:: EXERCISE TASK ::
Tally the lines containing the word "desc", and report the tally alone.

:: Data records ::
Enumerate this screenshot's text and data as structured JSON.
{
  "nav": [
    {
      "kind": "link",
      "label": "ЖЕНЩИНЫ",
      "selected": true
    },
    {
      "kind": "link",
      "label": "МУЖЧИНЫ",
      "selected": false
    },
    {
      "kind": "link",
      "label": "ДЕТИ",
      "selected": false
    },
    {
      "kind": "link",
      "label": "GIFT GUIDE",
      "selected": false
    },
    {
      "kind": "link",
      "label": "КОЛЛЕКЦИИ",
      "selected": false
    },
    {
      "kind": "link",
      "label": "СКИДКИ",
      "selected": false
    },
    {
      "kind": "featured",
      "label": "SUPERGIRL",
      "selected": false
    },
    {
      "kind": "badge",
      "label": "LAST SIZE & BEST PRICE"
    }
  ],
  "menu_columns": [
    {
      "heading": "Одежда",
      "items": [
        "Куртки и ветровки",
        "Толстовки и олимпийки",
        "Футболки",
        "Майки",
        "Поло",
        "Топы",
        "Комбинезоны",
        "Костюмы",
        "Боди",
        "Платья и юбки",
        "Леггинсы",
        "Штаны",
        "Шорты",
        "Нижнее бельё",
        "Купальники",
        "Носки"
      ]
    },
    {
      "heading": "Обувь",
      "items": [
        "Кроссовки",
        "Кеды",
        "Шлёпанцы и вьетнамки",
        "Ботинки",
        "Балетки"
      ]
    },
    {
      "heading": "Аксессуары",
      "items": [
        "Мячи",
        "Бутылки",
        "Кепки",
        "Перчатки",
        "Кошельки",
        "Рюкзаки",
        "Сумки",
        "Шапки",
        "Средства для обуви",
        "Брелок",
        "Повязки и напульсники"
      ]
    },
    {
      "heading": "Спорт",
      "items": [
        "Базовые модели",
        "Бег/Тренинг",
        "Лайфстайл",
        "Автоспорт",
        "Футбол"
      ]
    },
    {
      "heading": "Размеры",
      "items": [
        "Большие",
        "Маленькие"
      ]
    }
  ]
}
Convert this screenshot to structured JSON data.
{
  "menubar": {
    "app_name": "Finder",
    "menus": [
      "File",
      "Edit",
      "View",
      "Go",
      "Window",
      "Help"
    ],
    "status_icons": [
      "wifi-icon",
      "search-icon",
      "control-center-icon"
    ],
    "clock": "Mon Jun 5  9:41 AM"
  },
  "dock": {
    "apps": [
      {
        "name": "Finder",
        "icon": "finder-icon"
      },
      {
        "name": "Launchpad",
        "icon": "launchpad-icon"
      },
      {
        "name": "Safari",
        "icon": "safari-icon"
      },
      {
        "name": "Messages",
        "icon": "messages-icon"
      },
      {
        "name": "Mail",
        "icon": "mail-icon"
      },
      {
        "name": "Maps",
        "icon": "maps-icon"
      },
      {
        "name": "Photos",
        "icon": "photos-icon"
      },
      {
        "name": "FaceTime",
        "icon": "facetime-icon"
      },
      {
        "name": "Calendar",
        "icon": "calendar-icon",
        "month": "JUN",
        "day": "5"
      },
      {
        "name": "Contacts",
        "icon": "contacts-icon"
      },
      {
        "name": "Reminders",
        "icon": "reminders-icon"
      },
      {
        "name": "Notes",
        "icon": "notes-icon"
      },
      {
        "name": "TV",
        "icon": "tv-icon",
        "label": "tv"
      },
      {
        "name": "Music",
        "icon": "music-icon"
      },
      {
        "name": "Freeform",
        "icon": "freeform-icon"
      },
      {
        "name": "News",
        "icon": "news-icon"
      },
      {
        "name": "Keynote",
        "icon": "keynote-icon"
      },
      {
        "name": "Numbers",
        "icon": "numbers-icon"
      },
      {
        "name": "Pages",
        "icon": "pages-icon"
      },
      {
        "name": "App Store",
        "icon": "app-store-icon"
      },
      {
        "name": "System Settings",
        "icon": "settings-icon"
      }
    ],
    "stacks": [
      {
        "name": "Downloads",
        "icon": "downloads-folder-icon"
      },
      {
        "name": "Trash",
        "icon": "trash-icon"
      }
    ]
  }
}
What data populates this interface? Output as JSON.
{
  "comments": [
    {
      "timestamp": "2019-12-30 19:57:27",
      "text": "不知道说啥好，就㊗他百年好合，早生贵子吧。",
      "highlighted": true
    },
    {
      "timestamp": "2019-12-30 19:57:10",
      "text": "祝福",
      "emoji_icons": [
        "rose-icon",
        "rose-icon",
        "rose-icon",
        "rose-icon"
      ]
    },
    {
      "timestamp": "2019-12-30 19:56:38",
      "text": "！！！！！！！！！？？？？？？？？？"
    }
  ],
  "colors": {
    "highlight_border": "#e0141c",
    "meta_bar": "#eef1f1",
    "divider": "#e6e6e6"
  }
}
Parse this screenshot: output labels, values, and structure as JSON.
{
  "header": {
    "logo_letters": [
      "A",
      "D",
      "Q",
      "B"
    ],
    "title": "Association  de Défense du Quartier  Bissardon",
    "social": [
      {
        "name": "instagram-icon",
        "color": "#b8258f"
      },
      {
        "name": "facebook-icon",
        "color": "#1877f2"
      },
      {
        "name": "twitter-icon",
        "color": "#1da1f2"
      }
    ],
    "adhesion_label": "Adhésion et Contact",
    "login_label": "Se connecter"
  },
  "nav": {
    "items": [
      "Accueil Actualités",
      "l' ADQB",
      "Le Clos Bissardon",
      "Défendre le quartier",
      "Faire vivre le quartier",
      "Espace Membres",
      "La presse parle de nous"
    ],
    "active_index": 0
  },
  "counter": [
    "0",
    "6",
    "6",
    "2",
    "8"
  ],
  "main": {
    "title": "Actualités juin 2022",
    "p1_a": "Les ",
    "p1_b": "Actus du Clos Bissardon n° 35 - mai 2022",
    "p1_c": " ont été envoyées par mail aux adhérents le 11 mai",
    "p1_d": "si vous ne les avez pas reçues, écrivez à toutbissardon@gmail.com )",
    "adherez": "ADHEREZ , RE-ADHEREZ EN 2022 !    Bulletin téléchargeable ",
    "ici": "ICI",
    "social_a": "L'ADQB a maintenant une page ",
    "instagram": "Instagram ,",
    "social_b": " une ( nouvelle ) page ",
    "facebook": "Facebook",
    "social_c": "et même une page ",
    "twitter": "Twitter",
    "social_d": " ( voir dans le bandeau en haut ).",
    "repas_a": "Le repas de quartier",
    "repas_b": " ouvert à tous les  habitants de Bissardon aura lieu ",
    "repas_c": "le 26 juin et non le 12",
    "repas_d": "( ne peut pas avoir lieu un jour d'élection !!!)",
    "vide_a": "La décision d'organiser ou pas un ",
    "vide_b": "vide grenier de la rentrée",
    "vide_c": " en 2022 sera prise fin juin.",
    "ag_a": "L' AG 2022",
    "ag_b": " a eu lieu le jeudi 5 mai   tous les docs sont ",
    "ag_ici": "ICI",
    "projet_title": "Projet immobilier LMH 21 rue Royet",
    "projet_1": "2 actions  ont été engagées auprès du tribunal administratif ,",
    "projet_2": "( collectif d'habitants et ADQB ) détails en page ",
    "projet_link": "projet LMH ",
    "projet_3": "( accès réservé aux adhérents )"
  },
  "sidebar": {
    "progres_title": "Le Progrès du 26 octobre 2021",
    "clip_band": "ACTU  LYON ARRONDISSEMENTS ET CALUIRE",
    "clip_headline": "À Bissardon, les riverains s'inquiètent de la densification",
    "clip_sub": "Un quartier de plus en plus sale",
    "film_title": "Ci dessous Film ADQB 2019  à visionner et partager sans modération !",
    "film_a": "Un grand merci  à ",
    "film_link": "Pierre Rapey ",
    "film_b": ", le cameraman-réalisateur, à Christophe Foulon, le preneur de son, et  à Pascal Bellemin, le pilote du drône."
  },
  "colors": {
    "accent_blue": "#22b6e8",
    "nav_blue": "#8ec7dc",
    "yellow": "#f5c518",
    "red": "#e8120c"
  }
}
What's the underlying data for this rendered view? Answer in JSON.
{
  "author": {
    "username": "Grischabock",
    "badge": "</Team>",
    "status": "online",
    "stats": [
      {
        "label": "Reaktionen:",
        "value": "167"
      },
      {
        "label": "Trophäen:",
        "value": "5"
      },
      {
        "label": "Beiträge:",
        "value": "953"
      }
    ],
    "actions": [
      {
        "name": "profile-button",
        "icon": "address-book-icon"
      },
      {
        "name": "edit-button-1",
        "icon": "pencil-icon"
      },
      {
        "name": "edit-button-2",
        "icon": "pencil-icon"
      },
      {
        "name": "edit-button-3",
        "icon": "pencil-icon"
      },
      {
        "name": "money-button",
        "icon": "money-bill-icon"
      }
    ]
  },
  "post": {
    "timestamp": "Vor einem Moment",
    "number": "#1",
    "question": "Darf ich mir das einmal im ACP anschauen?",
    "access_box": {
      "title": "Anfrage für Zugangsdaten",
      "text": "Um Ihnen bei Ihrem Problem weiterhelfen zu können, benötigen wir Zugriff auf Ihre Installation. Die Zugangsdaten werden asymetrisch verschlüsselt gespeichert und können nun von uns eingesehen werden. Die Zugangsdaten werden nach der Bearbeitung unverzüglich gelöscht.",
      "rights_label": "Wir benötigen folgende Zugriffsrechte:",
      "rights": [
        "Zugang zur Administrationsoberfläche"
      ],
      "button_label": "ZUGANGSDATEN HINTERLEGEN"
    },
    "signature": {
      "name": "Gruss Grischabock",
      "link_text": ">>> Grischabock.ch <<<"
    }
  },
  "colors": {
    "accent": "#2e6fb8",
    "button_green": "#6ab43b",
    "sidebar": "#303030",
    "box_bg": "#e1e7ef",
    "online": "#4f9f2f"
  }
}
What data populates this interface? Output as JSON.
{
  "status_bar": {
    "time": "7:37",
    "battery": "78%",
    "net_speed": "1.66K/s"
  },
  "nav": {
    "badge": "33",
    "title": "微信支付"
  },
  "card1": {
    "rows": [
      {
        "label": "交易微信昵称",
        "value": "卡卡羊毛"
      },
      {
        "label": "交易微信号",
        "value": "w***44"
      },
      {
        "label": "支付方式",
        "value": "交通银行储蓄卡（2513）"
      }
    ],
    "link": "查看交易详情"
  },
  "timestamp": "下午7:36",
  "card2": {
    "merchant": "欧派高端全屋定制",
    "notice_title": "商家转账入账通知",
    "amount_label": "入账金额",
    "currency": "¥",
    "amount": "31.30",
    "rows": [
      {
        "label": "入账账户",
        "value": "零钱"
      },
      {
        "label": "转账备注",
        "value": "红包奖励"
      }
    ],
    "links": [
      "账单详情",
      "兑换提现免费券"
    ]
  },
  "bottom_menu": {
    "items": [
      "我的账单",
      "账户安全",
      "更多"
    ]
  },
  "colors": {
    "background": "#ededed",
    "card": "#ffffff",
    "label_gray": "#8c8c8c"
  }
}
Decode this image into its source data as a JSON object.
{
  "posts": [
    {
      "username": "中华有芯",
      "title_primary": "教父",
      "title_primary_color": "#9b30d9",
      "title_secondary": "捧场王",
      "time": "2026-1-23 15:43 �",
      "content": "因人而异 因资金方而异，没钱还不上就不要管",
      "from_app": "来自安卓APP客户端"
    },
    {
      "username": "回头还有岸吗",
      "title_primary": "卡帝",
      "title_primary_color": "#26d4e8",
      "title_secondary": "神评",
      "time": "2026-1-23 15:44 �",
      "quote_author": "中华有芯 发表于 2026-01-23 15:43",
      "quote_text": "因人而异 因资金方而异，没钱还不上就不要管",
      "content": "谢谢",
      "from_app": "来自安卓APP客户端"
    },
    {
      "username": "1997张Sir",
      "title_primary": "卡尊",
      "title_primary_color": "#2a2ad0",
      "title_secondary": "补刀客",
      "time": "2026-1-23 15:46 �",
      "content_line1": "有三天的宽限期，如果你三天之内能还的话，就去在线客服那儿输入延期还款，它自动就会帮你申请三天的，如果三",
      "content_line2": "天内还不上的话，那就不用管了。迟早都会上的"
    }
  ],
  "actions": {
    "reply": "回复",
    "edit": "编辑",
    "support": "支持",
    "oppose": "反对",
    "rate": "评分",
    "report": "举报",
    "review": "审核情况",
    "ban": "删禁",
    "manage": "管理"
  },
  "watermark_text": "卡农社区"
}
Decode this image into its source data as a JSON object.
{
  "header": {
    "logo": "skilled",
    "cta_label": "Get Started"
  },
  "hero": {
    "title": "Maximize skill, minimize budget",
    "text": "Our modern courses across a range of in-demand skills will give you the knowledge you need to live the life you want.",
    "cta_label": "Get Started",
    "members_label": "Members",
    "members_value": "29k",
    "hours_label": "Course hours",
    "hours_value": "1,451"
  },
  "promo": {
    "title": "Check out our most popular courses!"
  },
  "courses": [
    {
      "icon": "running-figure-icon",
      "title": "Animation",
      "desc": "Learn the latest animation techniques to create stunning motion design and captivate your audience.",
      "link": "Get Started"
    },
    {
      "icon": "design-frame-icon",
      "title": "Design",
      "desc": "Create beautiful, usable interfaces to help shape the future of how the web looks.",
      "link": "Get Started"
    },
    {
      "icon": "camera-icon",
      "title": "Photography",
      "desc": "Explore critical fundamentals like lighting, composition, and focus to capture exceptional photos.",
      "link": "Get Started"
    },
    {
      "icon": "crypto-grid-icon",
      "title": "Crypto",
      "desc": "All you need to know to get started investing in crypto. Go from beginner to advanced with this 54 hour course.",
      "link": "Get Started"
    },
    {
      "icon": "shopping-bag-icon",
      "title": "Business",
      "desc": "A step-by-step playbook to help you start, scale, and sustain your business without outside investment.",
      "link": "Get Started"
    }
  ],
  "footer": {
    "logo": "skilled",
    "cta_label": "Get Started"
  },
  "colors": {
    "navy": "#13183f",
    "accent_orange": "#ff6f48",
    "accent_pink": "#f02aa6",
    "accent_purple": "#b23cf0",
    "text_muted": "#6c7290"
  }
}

:: WRITTEN REPLY ::
5